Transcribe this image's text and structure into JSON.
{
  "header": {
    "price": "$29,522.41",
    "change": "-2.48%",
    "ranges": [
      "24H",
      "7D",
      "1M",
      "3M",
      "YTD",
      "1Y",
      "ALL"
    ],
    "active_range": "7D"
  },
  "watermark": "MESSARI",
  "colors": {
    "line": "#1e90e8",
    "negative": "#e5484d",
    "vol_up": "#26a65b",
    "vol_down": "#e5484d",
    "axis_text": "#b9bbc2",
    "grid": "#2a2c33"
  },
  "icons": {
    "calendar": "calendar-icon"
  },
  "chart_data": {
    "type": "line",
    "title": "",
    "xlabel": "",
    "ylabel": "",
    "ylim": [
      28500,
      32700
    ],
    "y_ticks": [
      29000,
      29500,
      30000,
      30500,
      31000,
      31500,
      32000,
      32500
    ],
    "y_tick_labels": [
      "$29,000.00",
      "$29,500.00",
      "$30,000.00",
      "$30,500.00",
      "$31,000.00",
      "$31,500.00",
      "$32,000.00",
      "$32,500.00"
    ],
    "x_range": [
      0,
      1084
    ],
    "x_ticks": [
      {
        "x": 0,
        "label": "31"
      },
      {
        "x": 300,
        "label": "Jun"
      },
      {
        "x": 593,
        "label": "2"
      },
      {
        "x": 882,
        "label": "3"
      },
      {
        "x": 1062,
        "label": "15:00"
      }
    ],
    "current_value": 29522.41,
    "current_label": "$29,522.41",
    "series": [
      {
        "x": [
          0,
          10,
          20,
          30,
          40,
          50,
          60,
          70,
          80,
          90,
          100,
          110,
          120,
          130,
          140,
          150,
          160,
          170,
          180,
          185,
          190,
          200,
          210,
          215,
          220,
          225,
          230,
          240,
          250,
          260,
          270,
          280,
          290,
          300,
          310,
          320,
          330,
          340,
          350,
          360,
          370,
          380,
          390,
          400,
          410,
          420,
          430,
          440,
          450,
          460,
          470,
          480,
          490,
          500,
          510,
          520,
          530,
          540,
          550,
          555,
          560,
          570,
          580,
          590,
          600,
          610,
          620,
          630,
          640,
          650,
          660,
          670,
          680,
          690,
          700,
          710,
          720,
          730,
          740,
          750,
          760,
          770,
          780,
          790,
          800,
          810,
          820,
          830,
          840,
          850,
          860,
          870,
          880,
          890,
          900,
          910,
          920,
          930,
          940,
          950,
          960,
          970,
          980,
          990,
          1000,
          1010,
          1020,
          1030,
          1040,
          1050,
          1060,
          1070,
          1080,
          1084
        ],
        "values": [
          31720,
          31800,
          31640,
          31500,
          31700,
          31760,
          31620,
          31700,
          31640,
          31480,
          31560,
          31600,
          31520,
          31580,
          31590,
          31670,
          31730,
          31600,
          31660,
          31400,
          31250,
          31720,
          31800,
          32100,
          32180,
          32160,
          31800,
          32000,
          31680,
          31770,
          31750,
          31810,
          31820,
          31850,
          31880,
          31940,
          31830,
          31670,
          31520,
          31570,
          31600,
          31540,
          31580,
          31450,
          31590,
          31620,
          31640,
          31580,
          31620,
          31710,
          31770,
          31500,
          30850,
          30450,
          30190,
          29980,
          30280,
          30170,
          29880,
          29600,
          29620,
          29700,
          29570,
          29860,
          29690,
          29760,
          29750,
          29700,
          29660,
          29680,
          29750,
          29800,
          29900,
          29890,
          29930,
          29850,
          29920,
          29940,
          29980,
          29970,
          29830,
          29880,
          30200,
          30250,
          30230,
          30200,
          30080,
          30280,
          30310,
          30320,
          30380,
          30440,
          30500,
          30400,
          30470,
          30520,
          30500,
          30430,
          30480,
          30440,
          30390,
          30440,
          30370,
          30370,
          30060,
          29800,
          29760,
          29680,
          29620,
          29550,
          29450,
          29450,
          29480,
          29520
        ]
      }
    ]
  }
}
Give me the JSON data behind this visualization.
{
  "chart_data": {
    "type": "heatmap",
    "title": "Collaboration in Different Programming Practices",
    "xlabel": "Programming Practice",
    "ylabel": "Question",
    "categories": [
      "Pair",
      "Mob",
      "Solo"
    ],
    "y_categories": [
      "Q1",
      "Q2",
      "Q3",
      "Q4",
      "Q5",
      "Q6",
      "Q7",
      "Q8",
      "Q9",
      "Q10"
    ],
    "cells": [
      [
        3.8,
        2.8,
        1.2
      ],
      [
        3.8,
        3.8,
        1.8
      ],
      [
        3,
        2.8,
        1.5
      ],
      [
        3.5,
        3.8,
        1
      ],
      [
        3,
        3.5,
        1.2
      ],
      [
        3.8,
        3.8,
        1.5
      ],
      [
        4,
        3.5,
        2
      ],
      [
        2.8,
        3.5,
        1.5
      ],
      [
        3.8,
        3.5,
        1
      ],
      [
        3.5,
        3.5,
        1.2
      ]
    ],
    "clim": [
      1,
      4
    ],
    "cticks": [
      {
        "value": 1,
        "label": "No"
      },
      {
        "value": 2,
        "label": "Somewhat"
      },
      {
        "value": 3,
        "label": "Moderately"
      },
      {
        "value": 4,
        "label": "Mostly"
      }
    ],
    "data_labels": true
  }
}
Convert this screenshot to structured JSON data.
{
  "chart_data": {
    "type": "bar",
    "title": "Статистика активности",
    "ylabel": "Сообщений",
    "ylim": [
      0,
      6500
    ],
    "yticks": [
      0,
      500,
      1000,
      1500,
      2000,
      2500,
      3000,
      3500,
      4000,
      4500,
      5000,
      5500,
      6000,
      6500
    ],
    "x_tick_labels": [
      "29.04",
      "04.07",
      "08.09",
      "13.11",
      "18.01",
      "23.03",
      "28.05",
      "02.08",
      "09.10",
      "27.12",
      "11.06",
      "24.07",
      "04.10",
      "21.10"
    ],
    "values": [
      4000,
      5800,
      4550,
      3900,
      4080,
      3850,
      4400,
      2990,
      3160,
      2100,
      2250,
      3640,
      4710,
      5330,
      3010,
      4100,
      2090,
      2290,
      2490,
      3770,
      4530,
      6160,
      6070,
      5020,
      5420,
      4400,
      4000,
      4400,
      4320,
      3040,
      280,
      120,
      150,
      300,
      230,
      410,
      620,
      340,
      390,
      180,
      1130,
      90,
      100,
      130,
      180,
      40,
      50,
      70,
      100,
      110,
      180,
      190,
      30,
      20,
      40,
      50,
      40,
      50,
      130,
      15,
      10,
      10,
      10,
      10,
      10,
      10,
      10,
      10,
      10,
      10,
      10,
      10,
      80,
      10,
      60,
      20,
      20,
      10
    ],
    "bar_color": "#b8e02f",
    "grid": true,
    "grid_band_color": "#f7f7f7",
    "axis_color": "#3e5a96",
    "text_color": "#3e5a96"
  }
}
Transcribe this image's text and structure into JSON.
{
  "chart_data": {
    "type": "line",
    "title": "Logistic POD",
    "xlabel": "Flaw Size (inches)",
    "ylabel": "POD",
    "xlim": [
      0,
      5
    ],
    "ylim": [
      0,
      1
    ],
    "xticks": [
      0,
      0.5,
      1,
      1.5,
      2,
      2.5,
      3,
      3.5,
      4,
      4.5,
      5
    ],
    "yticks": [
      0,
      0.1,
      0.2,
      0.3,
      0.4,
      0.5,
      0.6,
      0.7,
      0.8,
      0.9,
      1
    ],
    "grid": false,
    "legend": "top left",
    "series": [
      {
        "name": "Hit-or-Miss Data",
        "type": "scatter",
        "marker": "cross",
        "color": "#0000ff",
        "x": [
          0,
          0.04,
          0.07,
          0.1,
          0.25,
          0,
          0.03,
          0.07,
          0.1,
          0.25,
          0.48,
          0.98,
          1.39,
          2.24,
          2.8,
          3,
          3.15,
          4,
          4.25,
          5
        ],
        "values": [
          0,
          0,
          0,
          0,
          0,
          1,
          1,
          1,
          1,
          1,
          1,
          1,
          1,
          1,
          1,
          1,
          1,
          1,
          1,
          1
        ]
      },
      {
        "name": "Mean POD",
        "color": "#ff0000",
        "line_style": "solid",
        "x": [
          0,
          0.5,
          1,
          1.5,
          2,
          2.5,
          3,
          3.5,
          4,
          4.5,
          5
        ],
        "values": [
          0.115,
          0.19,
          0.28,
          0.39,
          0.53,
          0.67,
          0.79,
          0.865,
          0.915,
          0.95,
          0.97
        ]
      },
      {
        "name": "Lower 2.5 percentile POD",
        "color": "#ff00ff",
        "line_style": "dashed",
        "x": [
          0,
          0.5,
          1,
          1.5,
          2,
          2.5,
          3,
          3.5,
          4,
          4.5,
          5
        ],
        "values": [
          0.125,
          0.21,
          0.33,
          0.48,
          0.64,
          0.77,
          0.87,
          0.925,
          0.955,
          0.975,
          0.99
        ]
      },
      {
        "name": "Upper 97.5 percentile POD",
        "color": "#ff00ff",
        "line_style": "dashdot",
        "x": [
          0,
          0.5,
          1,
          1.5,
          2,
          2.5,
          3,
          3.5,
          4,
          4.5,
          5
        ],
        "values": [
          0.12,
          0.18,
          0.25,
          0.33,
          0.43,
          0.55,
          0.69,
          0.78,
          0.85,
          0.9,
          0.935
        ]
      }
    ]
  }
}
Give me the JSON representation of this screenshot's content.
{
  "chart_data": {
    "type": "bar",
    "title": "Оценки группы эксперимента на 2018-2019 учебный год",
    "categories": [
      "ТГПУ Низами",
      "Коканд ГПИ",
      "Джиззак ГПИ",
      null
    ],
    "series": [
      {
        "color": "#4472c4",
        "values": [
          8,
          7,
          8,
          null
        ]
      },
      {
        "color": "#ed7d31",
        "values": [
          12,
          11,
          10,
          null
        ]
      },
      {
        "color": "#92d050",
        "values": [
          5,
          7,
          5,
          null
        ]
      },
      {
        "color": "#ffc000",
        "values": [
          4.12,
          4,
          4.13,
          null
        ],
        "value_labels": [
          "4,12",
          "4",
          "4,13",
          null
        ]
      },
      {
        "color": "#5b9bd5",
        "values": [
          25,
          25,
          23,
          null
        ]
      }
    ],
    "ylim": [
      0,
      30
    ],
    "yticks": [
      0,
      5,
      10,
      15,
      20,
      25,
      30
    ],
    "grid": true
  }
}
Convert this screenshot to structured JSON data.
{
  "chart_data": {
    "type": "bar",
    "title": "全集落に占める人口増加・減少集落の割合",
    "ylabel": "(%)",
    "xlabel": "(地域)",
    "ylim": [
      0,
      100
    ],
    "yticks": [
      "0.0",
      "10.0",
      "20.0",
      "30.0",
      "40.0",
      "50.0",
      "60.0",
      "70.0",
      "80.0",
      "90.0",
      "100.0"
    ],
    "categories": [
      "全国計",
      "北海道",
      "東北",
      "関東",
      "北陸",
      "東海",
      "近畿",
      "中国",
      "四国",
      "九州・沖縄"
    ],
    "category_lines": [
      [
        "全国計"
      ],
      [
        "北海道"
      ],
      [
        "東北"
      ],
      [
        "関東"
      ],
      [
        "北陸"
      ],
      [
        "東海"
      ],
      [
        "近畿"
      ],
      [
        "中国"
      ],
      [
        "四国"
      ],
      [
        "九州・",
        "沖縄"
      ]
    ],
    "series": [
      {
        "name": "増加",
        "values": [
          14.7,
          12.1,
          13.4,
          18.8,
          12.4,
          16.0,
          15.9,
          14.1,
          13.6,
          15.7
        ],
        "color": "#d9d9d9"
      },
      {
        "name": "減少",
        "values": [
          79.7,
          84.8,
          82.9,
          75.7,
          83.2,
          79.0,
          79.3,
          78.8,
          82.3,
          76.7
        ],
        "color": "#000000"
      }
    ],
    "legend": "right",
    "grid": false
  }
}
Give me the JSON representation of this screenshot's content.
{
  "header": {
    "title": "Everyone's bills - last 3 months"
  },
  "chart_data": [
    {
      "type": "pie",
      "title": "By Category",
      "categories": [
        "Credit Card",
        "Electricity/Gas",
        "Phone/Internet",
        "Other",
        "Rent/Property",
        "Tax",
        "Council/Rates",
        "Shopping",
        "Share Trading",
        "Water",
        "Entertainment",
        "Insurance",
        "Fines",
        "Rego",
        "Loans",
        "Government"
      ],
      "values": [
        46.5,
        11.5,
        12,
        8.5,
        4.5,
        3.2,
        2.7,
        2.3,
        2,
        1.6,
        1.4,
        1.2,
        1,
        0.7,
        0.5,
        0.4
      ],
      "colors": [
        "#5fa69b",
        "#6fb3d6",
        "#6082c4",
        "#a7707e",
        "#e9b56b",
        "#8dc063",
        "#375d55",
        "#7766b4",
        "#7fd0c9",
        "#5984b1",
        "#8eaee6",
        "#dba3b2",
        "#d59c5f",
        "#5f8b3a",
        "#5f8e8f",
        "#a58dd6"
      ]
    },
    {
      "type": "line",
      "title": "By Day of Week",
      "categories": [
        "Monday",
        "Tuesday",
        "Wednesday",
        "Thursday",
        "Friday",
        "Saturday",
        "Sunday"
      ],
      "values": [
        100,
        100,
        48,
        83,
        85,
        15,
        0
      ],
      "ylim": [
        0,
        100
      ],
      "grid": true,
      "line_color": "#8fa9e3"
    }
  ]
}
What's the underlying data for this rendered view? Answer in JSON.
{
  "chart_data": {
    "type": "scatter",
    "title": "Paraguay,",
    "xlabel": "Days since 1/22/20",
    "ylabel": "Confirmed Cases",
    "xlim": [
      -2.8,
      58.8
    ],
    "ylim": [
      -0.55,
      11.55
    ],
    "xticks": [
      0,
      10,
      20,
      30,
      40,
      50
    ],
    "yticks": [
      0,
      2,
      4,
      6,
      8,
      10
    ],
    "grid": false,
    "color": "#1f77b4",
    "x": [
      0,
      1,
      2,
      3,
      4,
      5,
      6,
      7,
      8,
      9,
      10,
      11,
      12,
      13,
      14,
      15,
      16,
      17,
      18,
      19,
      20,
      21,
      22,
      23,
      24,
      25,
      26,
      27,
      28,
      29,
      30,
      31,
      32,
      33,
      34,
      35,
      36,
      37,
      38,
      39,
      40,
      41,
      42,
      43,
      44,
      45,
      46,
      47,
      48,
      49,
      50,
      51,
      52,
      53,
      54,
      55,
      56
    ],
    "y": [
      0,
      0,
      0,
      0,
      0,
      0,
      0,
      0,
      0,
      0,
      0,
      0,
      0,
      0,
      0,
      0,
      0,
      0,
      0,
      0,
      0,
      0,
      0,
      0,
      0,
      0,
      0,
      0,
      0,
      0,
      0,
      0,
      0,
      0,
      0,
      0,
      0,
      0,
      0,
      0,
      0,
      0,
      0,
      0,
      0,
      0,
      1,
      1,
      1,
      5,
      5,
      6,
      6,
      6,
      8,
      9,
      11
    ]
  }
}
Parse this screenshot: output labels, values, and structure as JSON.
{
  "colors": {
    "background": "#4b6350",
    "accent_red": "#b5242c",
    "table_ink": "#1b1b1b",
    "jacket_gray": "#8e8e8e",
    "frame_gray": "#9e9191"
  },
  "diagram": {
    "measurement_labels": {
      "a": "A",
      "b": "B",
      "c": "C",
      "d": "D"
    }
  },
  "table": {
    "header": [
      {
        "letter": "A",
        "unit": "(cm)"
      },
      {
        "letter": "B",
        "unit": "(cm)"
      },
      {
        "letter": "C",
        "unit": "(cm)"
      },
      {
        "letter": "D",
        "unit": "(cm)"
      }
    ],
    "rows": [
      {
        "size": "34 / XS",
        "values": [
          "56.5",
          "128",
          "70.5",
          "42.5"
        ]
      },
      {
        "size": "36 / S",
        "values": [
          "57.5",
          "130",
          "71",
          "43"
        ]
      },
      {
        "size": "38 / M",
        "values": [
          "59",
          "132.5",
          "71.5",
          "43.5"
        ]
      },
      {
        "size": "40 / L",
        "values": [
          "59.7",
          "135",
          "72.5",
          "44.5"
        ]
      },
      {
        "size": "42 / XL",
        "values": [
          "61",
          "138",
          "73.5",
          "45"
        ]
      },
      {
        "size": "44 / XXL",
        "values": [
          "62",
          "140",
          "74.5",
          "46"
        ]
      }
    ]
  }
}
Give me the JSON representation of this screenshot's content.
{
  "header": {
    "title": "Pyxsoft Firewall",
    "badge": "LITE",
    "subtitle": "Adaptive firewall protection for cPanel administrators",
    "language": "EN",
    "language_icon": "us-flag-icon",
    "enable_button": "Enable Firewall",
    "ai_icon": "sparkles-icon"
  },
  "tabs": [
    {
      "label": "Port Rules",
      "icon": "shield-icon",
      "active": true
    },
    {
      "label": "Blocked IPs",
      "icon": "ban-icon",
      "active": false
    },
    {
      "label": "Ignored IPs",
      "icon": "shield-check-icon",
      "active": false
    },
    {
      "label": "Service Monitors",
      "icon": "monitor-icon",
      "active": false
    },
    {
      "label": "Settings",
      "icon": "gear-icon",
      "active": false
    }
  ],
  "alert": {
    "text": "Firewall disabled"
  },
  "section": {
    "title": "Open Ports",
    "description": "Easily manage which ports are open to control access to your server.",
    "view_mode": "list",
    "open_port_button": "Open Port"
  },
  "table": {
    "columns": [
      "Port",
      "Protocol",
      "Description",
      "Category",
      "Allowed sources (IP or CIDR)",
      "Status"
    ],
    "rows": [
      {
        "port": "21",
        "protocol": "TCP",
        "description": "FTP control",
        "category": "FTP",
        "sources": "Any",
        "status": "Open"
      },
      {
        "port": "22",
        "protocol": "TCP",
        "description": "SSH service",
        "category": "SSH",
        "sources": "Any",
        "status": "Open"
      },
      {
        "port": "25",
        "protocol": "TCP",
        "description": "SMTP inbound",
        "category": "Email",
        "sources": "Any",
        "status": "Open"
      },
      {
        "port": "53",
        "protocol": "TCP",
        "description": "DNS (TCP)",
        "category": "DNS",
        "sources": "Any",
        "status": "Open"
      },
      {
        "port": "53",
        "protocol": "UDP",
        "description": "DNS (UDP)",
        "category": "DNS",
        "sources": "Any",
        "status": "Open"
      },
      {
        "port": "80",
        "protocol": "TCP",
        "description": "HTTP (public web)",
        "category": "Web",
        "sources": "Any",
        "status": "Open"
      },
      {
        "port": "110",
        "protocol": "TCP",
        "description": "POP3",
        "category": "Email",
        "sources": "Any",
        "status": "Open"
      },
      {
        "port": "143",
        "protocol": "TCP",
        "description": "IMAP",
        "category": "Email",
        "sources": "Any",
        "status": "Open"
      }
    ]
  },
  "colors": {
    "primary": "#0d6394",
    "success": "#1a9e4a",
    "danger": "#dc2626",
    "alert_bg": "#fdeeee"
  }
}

* Work to do
Search the data for "Programming" and list every line in which it occurs.

* The completed task
    "title": "Collaboration in Different Programming Practices",
    "xlabel": "Programming Practice",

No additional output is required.